EXERCISE TASK: Exclude all pictures, then copy each of the records exactly as written.

INPUT RECORDS:

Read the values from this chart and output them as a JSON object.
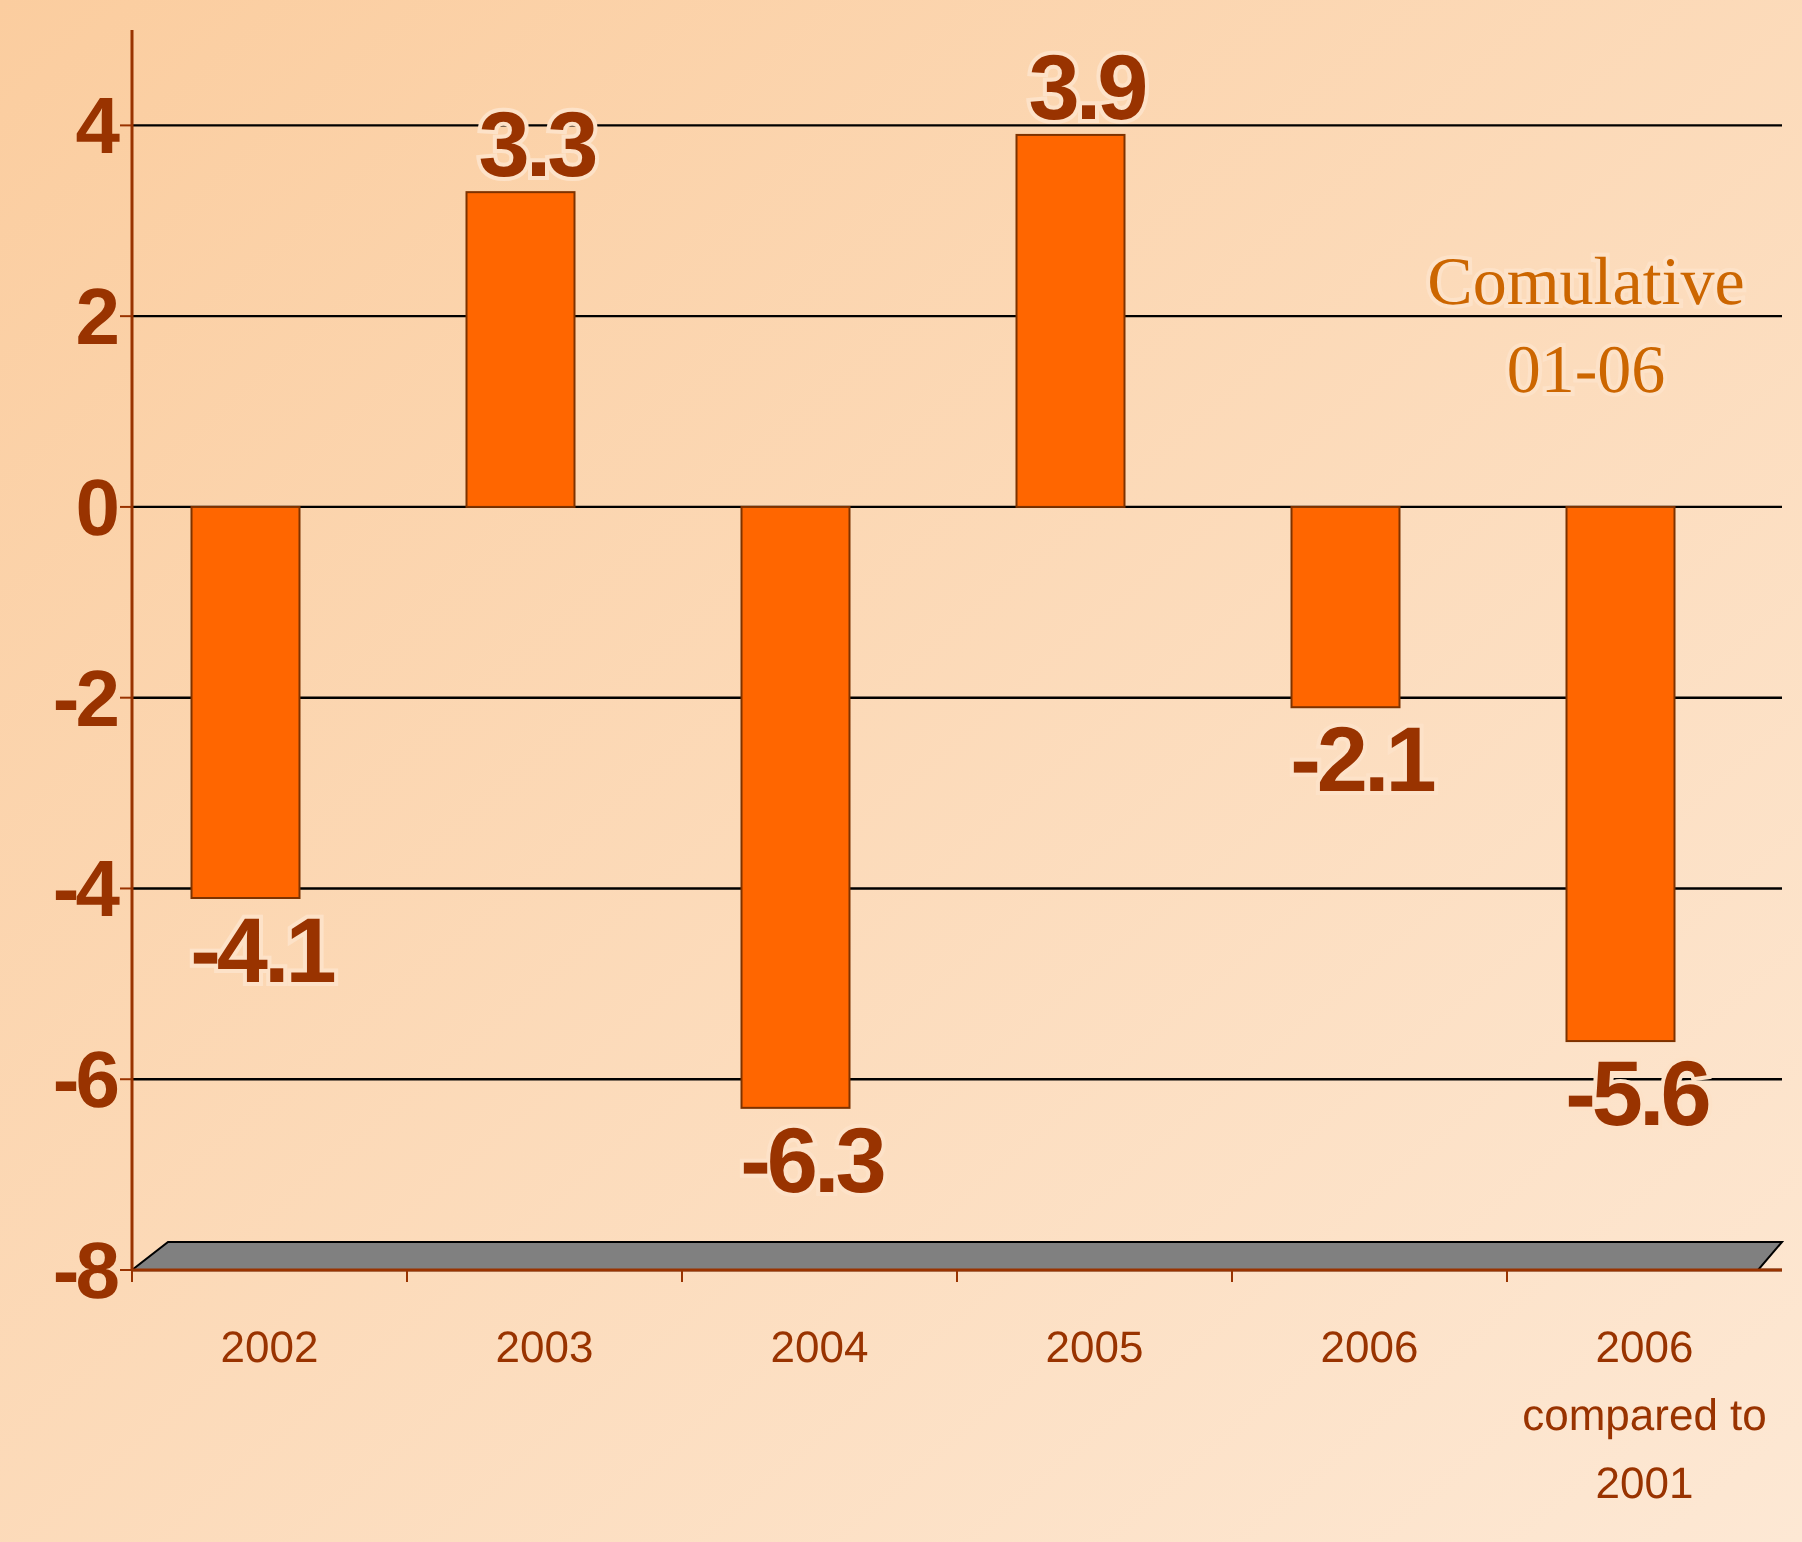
{
  "chart_data": {
    "type": "bar",
    "categories": [
      "2002",
      "2003",
      "2004",
      "2005",
      "2006",
      "2006\ncompared to\n2001"
    ],
    "values": [
      -4.1,
      3.3,
      -6.3,
      3.9,
      -2.1,
      -5.6
    ],
    "color": "#ff6600",
    "ylim": [
      -8,
      5
    ],
    "yticks": [
      -8,
      -6,
      -4,
      -2,
      0,
      2,
      4
    ],
    "grid": "y",
    "data_labels": true,
    "annotations": [
      "Comulative\n01-06"
    ]
  }
}
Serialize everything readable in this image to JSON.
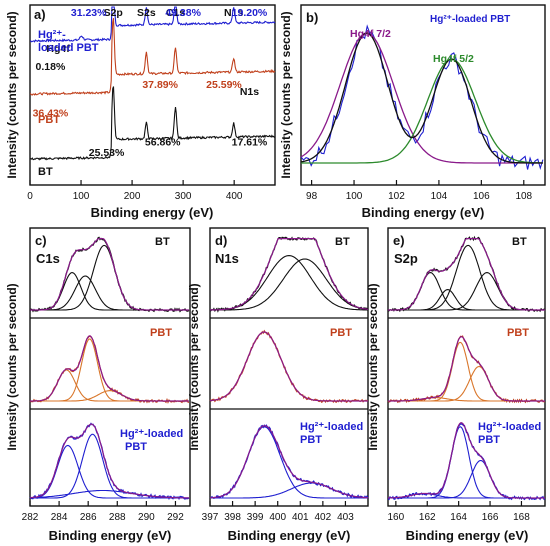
{
  "colors": {
    "blue": "#1f1fd0",
    "red": "#c0401c",
    "black": "#111111",
    "purple": "#8a1a8a",
    "green": "#2c8a2c",
    "orange": "#d9762a"
  },
  "chart_data": [
    {
      "panel": "a)",
      "type": "line",
      "xlabel": "Binding energy (eV)",
      "ylabel": "Intensity (counts per second)",
      "xlim": [
        0,
        480
      ],
      "xticks": [
        "0",
        "100",
        "200",
        "300",
        "400"
      ],
      "peak_positions": {
        "S2p": 163,
        "S2s": 228,
        "C1s": 285,
        "N1s": 399,
        "Hg4f": 101
      },
      "series": [
        {
          "name": "Hg²⁺-loaded PBT",
          "color": "blue",
          "offset": 2
        },
        {
          "name": "PBT",
          "color": "red",
          "offset": 1
        },
        {
          "name": "BT",
          "color": "black",
          "offset": 0
        }
      ],
      "annotations": [
        {
          "text": "S2p",
          "x": 163,
          "row": 2,
          "color": "black"
        },
        {
          "text": "S2s",
          "x": 228,
          "row": 2,
          "color": "black"
        },
        {
          "text": "C1s",
          "x": 285,
          "row": 2,
          "color": "black"
        },
        {
          "text": "N1s",
          "x": 399,
          "row": 2,
          "color": "black"
        },
        {
          "text": "31.23%",
          "x": 115,
          "row": 2,
          "color": "blue"
        },
        {
          "text": "49.38%",
          "x": 300,
          "row": 2,
          "color": "blue"
        },
        {
          "text": "19.20%",
          "x": 430,
          "row": 2,
          "color": "blue"
        },
        {
          "text": "0.18%",
          "x": 40,
          "row": 1.6,
          "color": "black"
        },
        {
          "text": "Hg4f",
          "x": 55,
          "row": 1.85,
          "color": "black"
        },
        {
          "text": "37.89%",
          "x": 255,
          "row": 1.35,
          "color": "red"
        },
        {
          "text": "25.59%",
          "x": 380,
          "row": 1.35,
          "color": "red"
        },
        {
          "text": "N1s",
          "x": 430,
          "row": 1.25,
          "color": "black"
        },
        {
          "text": "36.43%",
          "x": 40,
          "row": 0.95,
          "color": "red"
        },
        {
          "text": "56.86%",
          "x": 260,
          "row": 0.55,
          "color": "black"
        },
        {
          "text": "17.61%",
          "x": 430,
          "row": 0.55,
          "color": "black"
        },
        {
          "text": "25.53%",
          "x": 150,
          "row": 0.4,
          "color": "black"
        }
      ],
      "labels": [
        {
          "text": "Hg²⁺-",
          "color": "blue"
        },
        {
          "text": "loaded PBT",
          "color": "blue"
        },
        {
          "text": "PBT",
          "color": "red"
        },
        {
          "text": "BT",
          "color": "black"
        }
      ]
    },
    {
      "panel": "b)",
      "type": "line",
      "xlabel": "Binding energy (eV)",
      "ylabel": "",
      "xlim": [
        97.5,
        109
      ],
      "xticks": [
        "98",
        "100",
        "102",
        "104",
        "106",
        "108"
      ],
      "title": "Hg²⁺-loaded PBT",
      "peaks": [
        {
          "name": "Hg4f 7/2",
          "center": 100.6,
          "height": 1.0,
          "sigma": 1.0,
          "color": "purple"
        },
        {
          "name": "Hg4f 5/2",
          "center": 104.6,
          "height": 0.8,
          "sigma": 0.9,
          "color": "green"
        }
      ]
    },
    {
      "panel": "c)",
      "element": "C1s",
      "type": "line",
      "xlabel": "Binding energy (eV)",
      "ylabel": "Intensity (counts per second)",
      "xlim": [
        282,
        293
      ],
      "xticks": [
        "282",
        "284",
        "286",
        "288",
        "290",
        "292"
      ],
      "rows": [
        {
          "name": "BT",
          "color": "black",
          "peaks": [
            [
              284.9,
              0.55,
              0.6
            ],
            [
              285.8,
              0.5,
              0.7
            ],
            [
              287.1,
              0.95,
              0.75
            ]
          ]
        },
        {
          "name": "PBT",
          "color": "red",
          "peaks": [
            [
              284.5,
              0.45,
              0.6
            ],
            [
              286.1,
              0.9,
              0.55
            ],
            [
              287.5,
              0.15,
              0.8
            ]
          ]
        },
        {
          "name": "Hg²⁺-loaded PBT",
          "color": "blue",
          "peaks": [
            [
              284.6,
              0.7,
              0.7
            ],
            [
              286.3,
              0.85,
              0.7
            ],
            [
              287.0,
              0.1,
              2.0
            ]
          ]
        }
      ]
    },
    {
      "panel": "d)",
      "element": "N1s",
      "type": "line",
      "xlabel": "Binding energy (eV)",
      "ylabel": "Intensity (counts per second)",
      "xlim": [
        397,
        404
      ],
      "xticks": [
        "397",
        "398",
        "399",
        "400",
        "401",
        "402",
        "403"
      ],
      "rows": [
        {
          "name": "BT",
          "color": "black",
          "peaks": [
            [
              400.5,
              0.8,
              0.95
            ],
            [
              401.2,
              0.75,
              0.95
            ]
          ]
        },
        {
          "name": "PBT",
          "color": "red",
          "peaks": [
            [
              399.4,
              1.0,
              0.75
            ]
          ]
        },
        {
          "name": "Hg²⁺-loaded PBT",
          "color": "blue",
          "peaks": [
            [
              399.4,
              0.95,
              0.7
            ],
            [
              401.5,
              0.2,
              0.9
            ]
          ]
        }
      ]
    },
    {
      "panel": "e)",
      "element": "S2p",
      "type": "line",
      "xlabel": "Binding energy (eV)",
      "ylabel": "Intensity (counts per second)",
      "xlim": [
        159.5,
        169.5
      ],
      "xticks": [
        "160",
        "162",
        "164",
        "166",
        "168"
      ],
      "rows": [
        {
          "name": "BT",
          "color": "black",
          "peaks": [
            [
              162.2,
              0.55,
              0.6
            ],
            [
              163.3,
              0.3,
              0.5
            ],
            [
              164.6,
              0.95,
              0.75
            ],
            [
              165.8,
              0.55,
              0.7
            ]
          ]
        },
        {
          "name": "PBT",
          "color": "red",
          "peaks": [
            [
              164.1,
              0.85,
              0.5
            ],
            [
              165.3,
              0.5,
              0.6
            ],
            [
              162.5,
              0.05,
              0.8
            ]
          ]
        },
        {
          "name": "Hg²⁺-loaded PBT",
          "color": "blue",
          "peaks": [
            [
              164.1,
              0.95,
              0.55
            ],
            [
              165.4,
              0.5,
              0.6
            ],
            [
              161.8,
              0.06,
              0.8
            ]
          ]
        }
      ]
    }
  ],
  "text": {
    "a_label": "a)",
    "b_label": "b)",
    "c_label": "c)",
    "d_label": "d)",
    "e_label": "e)",
    "xlabel": "Binding energy (eV)",
    "ylabel": "Intensity (counts per second)",
    "b_title": "Hg²⁺-loaded PBT",
    "b_peak1": "Hg4f 7/2",
    "b_peak2": "Hg4f 5/2",
    "c_el": "C1s",
    "d_el": "N1s",
    "e_el": "S2p",
    "bt": "BT",
    "pbt": "PBT",
    "hg_line1": "Hg²⁺-loaded",
    "hg_line2": "PBT",
    "hg_line1_a": "Hg²⁺-",
    "hg_line2_a": "loaded PBT"
  }
}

SOLUTION BELOW:
Read the values from this chart and output them as a JSON object.
{
  "chart_data": {
    "type": "bar",
    "categories": [
      "2002",
      "2003",
      "2004",
      "2005",
      "2006",
      "2006\ncompared to\n2001"
    ],
    "values": [
      -4.1,
      3.3,
      -6.3,
      3.9,
      -2.1,
      -5.6
    ],
    "color": "#ff6600",
    "ylim": [
      -8,
      5
    ],
    "yticks": [
      -8,
      -6,
      -4,
      -2,
      0,
      2,
      4
    ],
    "grid": "y",
    "data_labels": true,
    "annotations": [
      "Comulative\n01-06"
    ]
  }
}
Serialize everything readable in this image to JSON.
{
  "colors": {
    "blue": "#1f1fd0",
    "red": "#c0401c",
    "black": "#111111",
    "purple": "#8a1a8a",
    "green": "#2c8a2c",
    "orange": "#d9762a"
  },
  "chart_data": [
    {
      "panel": "a)",
      "type": "line",
      "xlabel": "Binding energy (eV)",
      "ylabel": "Intensity (counts per second)",
      "xlim": [
        0,
        480
      ],
      "xticks": [
        "0",
        "100",
        "200",
        "300",
        "400"
      ],
      "peak_positions": {
        "S2p": 163,
        "S2s": 228,
        "C1s": 285,
        "N1s": 399,
        "Hg4f": 101
      },
      "series": [
        {
          "name": "Hg²⁺-loaded PBT",
          "color": "blue",
          "offset": 2
        },
        {
          "name": "PBT",
          "color": "red",
          "offset": 1
        },
        {
          "name": "BT",
          "color": "black",
          "offset": 0
        }
      ],
      "annotations": [
        {
          "text": "S2p",
          "x": 163,
          "row": 2,
          "color": "black"
        },
        {
          "text": "S2s",
          "x": 228,
          "row": 2,
          "color": "black"
        },
        {
          "text": "C1s",
          "x": 285,
          "row": 2,
          "color": "black"
        },
        {
          "text": "N1s",
          "x": 399,
          "row": 2,
          "color": "black"
        },
        {
          "text": "31.23%",
          "x": 115,
          "row": 2,
          "color": "blue"
        },
        {
          "text": "49.38%",
          "x": 300,
          "row": 2,
          "color": "blue"
        },
        {
          "text": "19.20%",
          "x": 430,
          "row": 2,
          "color": "blue"
        },
        {
          "text": "0.18%",
          "x": 40,
          "row": 1.6,
          "color": "black"
        },
        {
          "text": "Hg4f",
          "x": 55,
          "row": 1.85,
          "color": "black"
        },
        {
          "text": "37.89%",
          "x": 255,
          "row": 1.35,
          "color": "red"
        },
        {
          "text": "25.59%",
          "x": 380,
          "row": 1.35,
          "color": "red"
        },
        {
          "text": "N1s",
          "x": 430,
          "row": 1.25,
          "color": "black"
        },
        {
          "text": "36.43%",
          "x": 40,
          "row": 0.95,
          "color": "red"
        },
        {
          "text": "56.86%",
          "x": 260,
          "row": 0.55,
          "color": "black"
        },
        {
          "text": "17.61%",
          "x": 430,
          "row": 0.55,
          "color": "black"
        },
        {
          "text": "25.53%",
          "x": 150,
          "row": 0.4,
          "color": "black"
        }
      ],
      "labels": [
        {
          "text": "Hg²⁺-",
          "color": "blue"
        },
        {
          "text": "loaded PBT",
          "color": "blue"
        },
        {
          "text": "PBT",
          "color": "red"
        },
        {
          "text": "BT",
          "color": "black"
        }
      ]
    },
    {
      "panel": "b)",
      "type": "line",
      "xlabel": "Binding energy (eV)",
      "ylabel": "",
      "xlim": [
        97.5,
        109
      ],
      "xticks": [
        "98",
        "100",
        "102",
        "104",
        "106",
        "108"
      ],
      "title": "Hg²⁺-loaded PBT",
      "peaks": [
        {
          "name": "Hg4f 7/2",
          "center": 100.6,
          "height": 1.0,
          "sigma": 1.0,
          "color": "purple"
        },
        {
          "name": "Hg4f 5/2",
          "center": 104.6,
          "height": 0.8,
          "sigma": 0.9,
          "color": "green"
        }
      ]
    },
    {
      "panel": "c)",
      "element": "C1s",
      "type": "line",
      "xlabel": "Binding energy (eV)",
      "ylabel": "Intensity (counts per second)",
      "xlim": [
        282,
        293
      ],
      "xticks": [
        "282",
        "284",
        "286",
        "288",
        "290",
        "292"
      ],
      "rows": [
        {
          "name": "BT",
          "color": "black",
          "peaks": [
            [
              284.9,
              0.55,
              0.6
            ],
            [
              285.8,
              0.5,
              0.7
            ],
            [
              287.1,
              0.95,
              0.75
            ]
          ]
        },
        {
          "name": "PBT",
          "color": "red",
          "peaks": [
            [
              284.5,
              0.45,
              0.6
            ],
            [
              286.1,
              0.9,
              0.55
            ],
            [
              287.5,
              0.15,
              0.8
            ]
          ]
        },
        {
          "name": "Hg²⁺-loaded PBT",
          "color": "blue",
          "peaks": [
            [
              284.6,
              0.7,
              0.7
            ],
            [
              286.3,
              0.85,
              0.7
            ],
            [
              287.0,
              0.1,
              2.0
            ]
          ]
        }
      ]
    },
    {
      "panel": "d)",
      "element": "N1s",
      "type": "line",
      "xlabel": "Binding energy (eV)",
      "ylabel": "Intensity (counts per second)",
      "xlim": [
        397,
        404
      ],
      "xticks": [
        "397",
        "398",
        "399",
        "400",
        "401",
        "402",
        "403"
      ],
      "rows": [
        {
          "name": "BT",
          "color": "black",
          "peaks": [
            [
              400.5,
              0.8,
              0.95
            ],
            [
              401.2,
              0.75,
              0.95
            ]
          ]
        },
        {
          "name": "PBT",
          "color": "red",
          "peaks": [
            [
              399.4,
              1.0,
              0.75
            ]
          ]
        },
        {
          "name": "Hg²⁺-loaded PBT",
          "color": "blue",
          "peaks": [
            [
              399.4,
              0.95,
              0.7
            ],
            [
              401.5,
              0.2,
              0.9
            ]
          ]
        }
      ]
    },
    {
      "panel": "e)",
      "element": "S2p",
      "type": "line",
      "xlabel": "Binding energy (eV)",
      "ylabel": "Intensity (counts per second)",
      "xlim": [
        159.5,
        169.5
      ],
      "xticks": [
        "160",
        "162",
        "164",
        "166",
        "168"
      ],
      "rows": [
        {
          "name": "BT",
          "color": "black",
          "peaks": [
            [
              162.2,
              0.55,
              0.6
            ],
            [
              163.3,
              0.3,
              0.5
            ],
            [
              164.6,
              0.95,
              0.75
            ],
            [
              165.8,
              0.55,
              0.7
            ]
          ]
        },
        {
          "name": "PBT",
          "color": "red",
          "peaks": [
            [
              164.1,
              0.85,
              0.5
            ],
            [
              165.3,
              0.5,
              0.6
            ],
            [
              162.5,
              0.05,
              0.8
            ]
          ]
        },
        {
          "name": "Hg²⁺-loaded PBT",
          "color": "blue",
          "peaks": [
            [
              164.1,
              0.95,
              0.55
            ],
            [
              165.4,
              0.5,
              0.6
            ],
            [
              161.8,
              0.06,
              0.8
            ]
          ]
        }
      ]
    }
  ],
  "text": {
    "a_label": "a)",
    "b_label": "b)",
    "c_label": "c)",
    "d_label": "d)",
    "e_label": "e)",
    "xlabel": "Binding energy (eV)",
    "ylabel": "Intensity (counts per second)",
    "b_title": "Hg²⁺-loaded PBT",
    "b_peak1": "Hg4f 7/2",
    "b_peak2": "Hg4f 5/2",
    "c_el": "C1s",
    "d_el": "N1s",
    "e_el": "S2p",
    "bt": "BT",
    "pbt": "PBT",
    "hg_line1": "Hg²⁺-loaded",
    "hg_line2": "PBT",
    "hg_line1_a": "Hg²⁺-",
    "hg_line2_a": "loaded PBT"
  }
}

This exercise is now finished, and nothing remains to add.